- [Objective]:
Reproduce the listing word for word. Skip any image.

— Start of Information supplied —

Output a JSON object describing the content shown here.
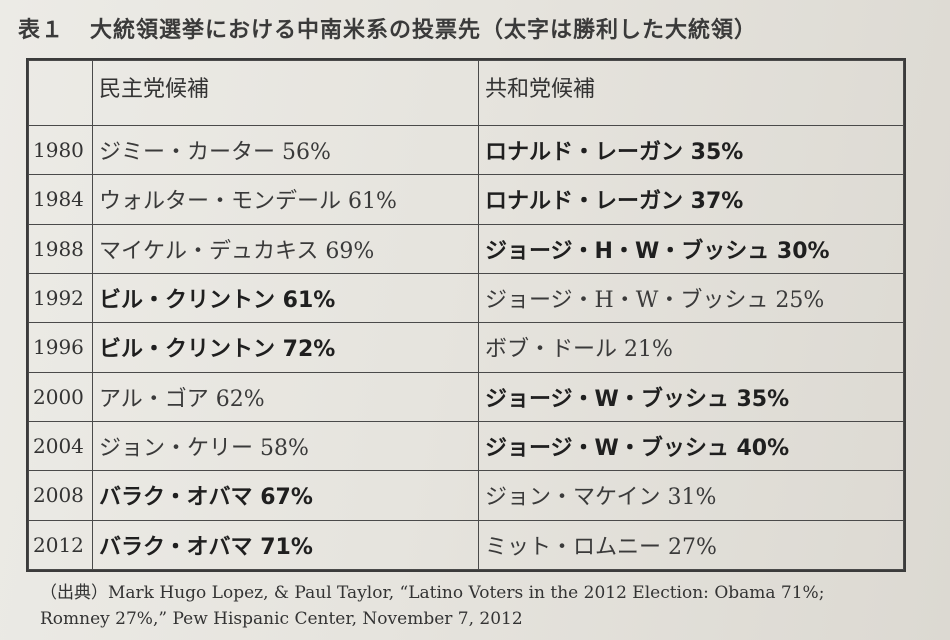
{
  "caption": {
    "label": "表１",
    "text": "大統領選挙における中南米系の投票先（太字は勝利した大統領）"
  },
  "table": {
    "headers": [
      "",
      "民主党候補",
      "共和党候補"
    ],
    "rows": [
      {
        "year": "1980",
        "dem": "ジミー・カーター 56%",
        "dem_bold": false,
        "rep": "ロナルド・レーガン 35%",
        "rep_bold": true
      },
      {
        "year": "1984",
        "dem": "ウォルター・モンデール 61%",
        "dem_bold": false,
        "rep": "ロナルド・レーガン 37%",
        "rep_bold": true
      },
      {
        "year": "1988",
        "dem": "マイケル・デュカキス 69%",
        "dem_bold": false,
        "rep": "ジョージ・H・W・ブッシュ 30%",
        "rep_bold": true
      },
      {
        "year": "1992",
        "dem": "ビル・クリントン 61%",
        "dem_bold": true,
        "rep": "ジョージ・H・W・ブッシュ 25%",
        "rep_bold": false
      },
      {
        "year": "1996",
        "dem": "ビル・クリントン 72%",
        "dem_bold": true,
        "rep": "ボブ・ドール 21%",
        "rep_bold": false
      },
      {
        "year": "2000",
        "dem": "アル・ゴア 62%",
        "dem_bold": false,
        "rep": "ジョージ・W・ブッシュ 35%",
        "rep_bold": true
      },
      {
        "year": "2004",
        "dem": "ジョン・ケリー 58%",
        "dem_bold": false,
        "rep": "ジョージ・W・ブッシュ 40%",
        "rep_bold": true
      },
      {
        "year": "2008",
        "dem": "バラク・オバマ 67%",
        "dem_bold": true,
        "rep": "ジョン・マケイン 31%",
        "rep_bold": false
      },
      {
        "year": "2012",
        "dem": "バラク・オバマ 71%",
        "dem_bold": true,
        "rep": "ミット・ロムニー 27%",
        "rep_bold": false
      }
    ]
  },
  "source": {
    "line1": "（出典）Mark Hugo Lopez, & Paul Taylor, “Latino Voters in the 2012 Election: Obama 71%;",
    "line2": "Romney 27%,” Pew Hispanic Center, November 7, 2012"
  }
}
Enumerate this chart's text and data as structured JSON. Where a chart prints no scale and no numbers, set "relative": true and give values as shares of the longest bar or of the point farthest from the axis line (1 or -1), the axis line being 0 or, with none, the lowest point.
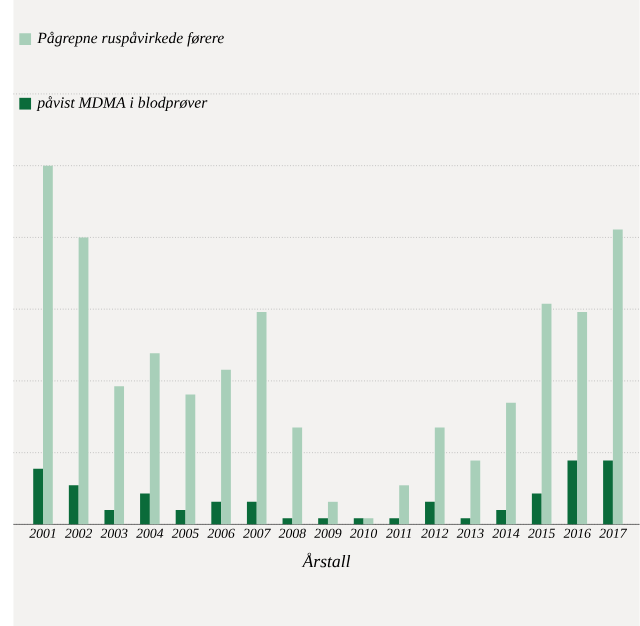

— End of Information supplied —

- [Written solution]:
Output a JSON object describing the content shown here.
{
  "caption": {
    "label": "表１",
    "text": "大統領選挙における中南米系の投票先（太字は勝利した大統領）"
  },
  "table": {
    "headers": [
      "",
      "民主党候補",
      "共和党候補"
    ],
    "rows": [
      {
        "year": "1980",
        "dem": "ジミー・カーター 56%",
        "dem_bold": false,
        "rep": "ロナルド・レーガン 35%",
        "rep_bold": true
      },
      {
        "year": "1984",
        "dem": "ウォルター・モンデール 61%",
        "dem_bold": false,
        "rep": "ロナルド・レーガン 37%",
        "rep_bold": true
      },
      {
        "year": "1988",
        "dem": "マイケル・デュカキス 69%",
        "dem_bold": false,
        "rep": "ジョージ・H・W・ブッシュ 30%",
        "rep_bold": true
      },
      {
        "year": "1992",
        "dem": "ビル・クリントン 61%",
        "dem_bold": true,
        "rep": "ジョージ・H・W・ブッシュ 25%",
        "rep_bold": false
      },
      {
        "year": "1996",
        "dem": "ビル・クリントン 72%",
        "dem_bold": true,
        "rep": "ボブ・ドール 21%",
        "rep_bold": false
      },
      {
        "year": "2000",
        "dem": "アル・ゴア 62%",
        "dem_bold": false,
        "rep": "ジョージ・W・ブッシュ 35%",
        "rep_bold": true
      },
      {
        "year": "2004",
        "dem": "ジョン・ケリー 58%",
        "dem_bold": false,
        "rep": "ジョージ・W・ブッシュ 40%",
        "rep_bold": true
      },
      {
        "year": "2008",
        "dem": "バラク・オバマ 67%",
        "dem_bold": true,
        "rep": "ジョン・マケイン 31%",
        "rep_bold": false
      },
      {
        "year": "2012",
        "dem": "バラク・オバマ 71%",
        "dem_bold": true,
        "rep": "ミット・ロムニー 27%",
        "rep_bold": false
      }
    ]
  },
  "source": {
    "line1": "（出典）Mark Hugo Lopez, & Paul Taylor, “Latino Voters in the 2012 Election: Obama 71%;",
    "line2": "Romney 27%,” Pew Hispanic Center, November 7, 2012"
  }
}
Enumerate this chart's text and data as structured JSON. Where a chart prints no scale and no numbers, set "relative": true and give values as shares of the longest bar or of the point farthest from the axis line (1 or -1), the axis line being 0 or, with none, the lowest point.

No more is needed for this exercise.